* start *
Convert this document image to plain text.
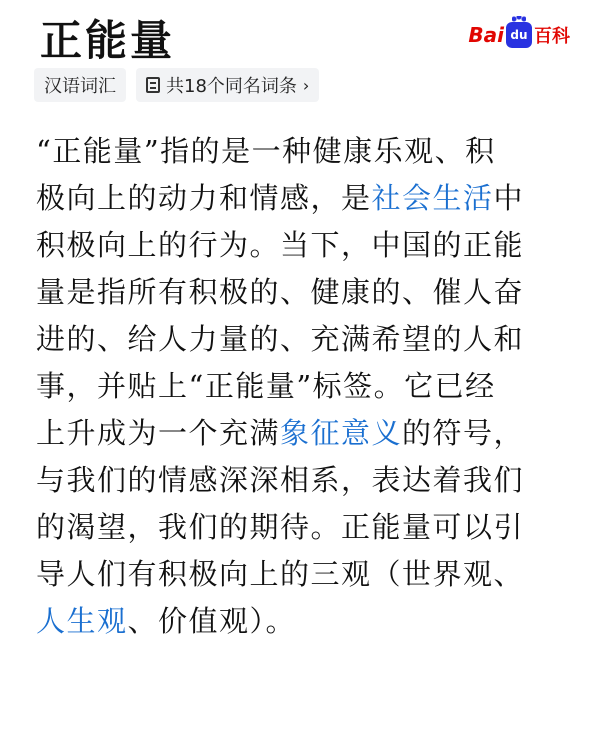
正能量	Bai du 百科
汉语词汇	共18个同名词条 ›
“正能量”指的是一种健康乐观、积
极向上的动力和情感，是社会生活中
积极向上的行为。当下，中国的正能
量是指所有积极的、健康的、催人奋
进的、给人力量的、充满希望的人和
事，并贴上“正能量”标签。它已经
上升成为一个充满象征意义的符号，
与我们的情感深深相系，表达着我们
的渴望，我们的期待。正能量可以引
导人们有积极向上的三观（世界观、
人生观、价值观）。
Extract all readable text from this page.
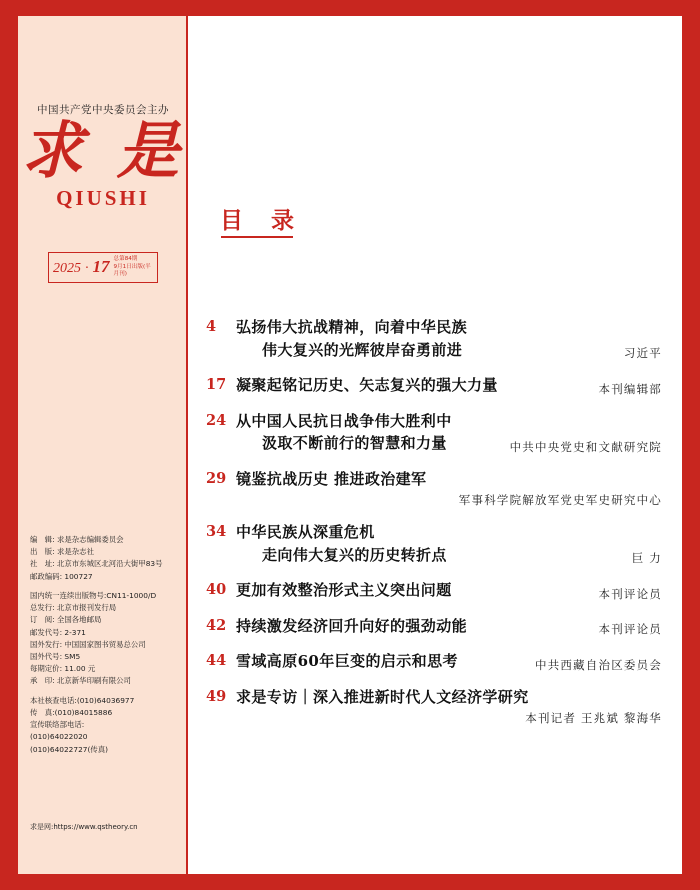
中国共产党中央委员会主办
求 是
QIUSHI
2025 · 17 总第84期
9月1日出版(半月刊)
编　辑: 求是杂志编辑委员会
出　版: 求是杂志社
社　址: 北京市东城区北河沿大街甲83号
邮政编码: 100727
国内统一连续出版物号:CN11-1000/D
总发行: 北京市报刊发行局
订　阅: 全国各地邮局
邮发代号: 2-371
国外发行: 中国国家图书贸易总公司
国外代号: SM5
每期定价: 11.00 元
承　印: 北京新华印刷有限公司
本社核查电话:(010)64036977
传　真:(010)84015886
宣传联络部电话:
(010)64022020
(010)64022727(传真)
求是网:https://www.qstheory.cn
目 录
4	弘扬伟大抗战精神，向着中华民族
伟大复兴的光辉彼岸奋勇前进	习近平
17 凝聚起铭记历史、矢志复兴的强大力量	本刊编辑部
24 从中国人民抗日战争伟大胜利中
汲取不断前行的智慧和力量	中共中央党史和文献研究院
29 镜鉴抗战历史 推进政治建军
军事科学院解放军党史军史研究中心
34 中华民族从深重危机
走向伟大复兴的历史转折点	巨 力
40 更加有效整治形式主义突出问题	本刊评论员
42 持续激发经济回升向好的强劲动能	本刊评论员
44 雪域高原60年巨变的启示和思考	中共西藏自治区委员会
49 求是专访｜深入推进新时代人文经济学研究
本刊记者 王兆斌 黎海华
* end *
Your goal: Pictures are to be left out; all else in the entries above is to be quoted exactly.

Reply to the exercise:
Convert this document image to plain text.
正能量	Bai du 百科
汉语词汇	共18个同名词条 ›
“正能量”指的是一种健康乐观、积
极向上的动力和情感，是社会生活中
积极向上的行为。当下，中国的正能
量是指所有积极的、健康的、催人奋
进的、给人力量的、充满希望的人和
事，并贴上“正能量”标签。它已经
上升成为一个充满象征意义的符号，
与我们的情感深深相系，表达着我们
的渴望，我们的期待。正能量可以引
导人们有积极向上的三观（世界观、
人生观、价值观）。
Extract all readable text from this page.
中国共产党中央委员会主办
求 是
QIUSHI
2025 · 17 总第84期
9月1日出版(半月刊)
编　辑: 求是杂志编辑委员会
出　版: 求是杂志社
社　址: 北京市东城区北河沿大街甲83号
邮政编码: 100727
国内统一连续出版物号:CN11-1000/D
总发行: 北京市报刊发行局
订　阅: 全国各地邮局
邮发代号: 2-371
国外发行: 中国国家图书贸易总公司
国外代号: SM5
每期定价: 11.00 元
承　印: 北京新华印刷有限公司
本社核查电话:(010)64036977
传　真:(010)84015886
宣传联络部电话:
(010)64022020
(010)64022727(传真)
求是网:https://www.qstheory.cn
目 录
4	弘扬伟大抗战精神，向着中华民族
伟大复兴的光辉彼岸奋勇前进	习近平
17 凝聚起铭记历史、矢志复兴的强大力量	本刊编辑部
24 从中国人民抗日战争伟大胜利中
汲取不断前行的智慧和力量	中共中央党史和文献研究院
29 镜鉴抗战历史 推进政治建军
军事科学院解放军党史军史研究中心
34 中华民族从深重危机
走向伟大复兴的历史转折点	巨 力
40 更加有效整治形式主义突出问题	本刊评论员
42 持续激发经济回升向好的强劲动能	本刊评论员
44 雪域高原60年巨变的启示和思考	中共西藏自治区委员会
49 求是专访｜深入推进新时代人文经济学研究
本刊记者 王兆斌 黎海华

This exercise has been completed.